» **What is required**
Extract every line that contains the string "title".

» **Records shown**
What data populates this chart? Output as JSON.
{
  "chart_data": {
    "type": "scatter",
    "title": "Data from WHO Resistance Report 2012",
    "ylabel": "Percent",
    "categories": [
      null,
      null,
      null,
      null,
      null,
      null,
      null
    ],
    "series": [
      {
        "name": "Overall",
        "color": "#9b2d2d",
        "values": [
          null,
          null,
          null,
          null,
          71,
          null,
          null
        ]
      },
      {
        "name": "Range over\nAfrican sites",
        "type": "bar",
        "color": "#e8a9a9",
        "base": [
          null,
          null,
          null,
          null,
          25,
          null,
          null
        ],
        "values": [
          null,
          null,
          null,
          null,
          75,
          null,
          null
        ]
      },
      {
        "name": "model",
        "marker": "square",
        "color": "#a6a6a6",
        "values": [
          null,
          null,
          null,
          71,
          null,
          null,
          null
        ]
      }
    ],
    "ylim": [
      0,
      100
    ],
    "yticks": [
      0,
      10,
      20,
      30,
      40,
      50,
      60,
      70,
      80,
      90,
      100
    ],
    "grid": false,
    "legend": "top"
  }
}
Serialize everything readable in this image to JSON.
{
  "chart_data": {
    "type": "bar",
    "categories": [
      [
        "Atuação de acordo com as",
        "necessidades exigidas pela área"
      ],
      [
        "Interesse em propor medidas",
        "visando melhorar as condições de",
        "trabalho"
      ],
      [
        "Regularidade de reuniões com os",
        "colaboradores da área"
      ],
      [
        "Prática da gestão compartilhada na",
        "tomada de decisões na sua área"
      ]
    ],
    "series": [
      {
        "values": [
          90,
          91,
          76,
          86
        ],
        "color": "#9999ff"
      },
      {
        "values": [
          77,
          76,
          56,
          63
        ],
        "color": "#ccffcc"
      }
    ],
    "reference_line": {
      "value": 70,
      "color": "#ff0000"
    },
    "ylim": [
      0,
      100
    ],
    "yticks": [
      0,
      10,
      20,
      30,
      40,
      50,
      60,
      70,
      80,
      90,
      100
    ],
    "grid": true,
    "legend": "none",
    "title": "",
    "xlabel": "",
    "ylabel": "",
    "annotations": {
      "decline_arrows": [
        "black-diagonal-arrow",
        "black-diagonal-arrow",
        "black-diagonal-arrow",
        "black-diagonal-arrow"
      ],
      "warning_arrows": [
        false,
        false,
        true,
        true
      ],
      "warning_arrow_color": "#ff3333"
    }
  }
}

» **Output below**
    "title": "Data from WHO Resistance Report 2012",
    "title": "",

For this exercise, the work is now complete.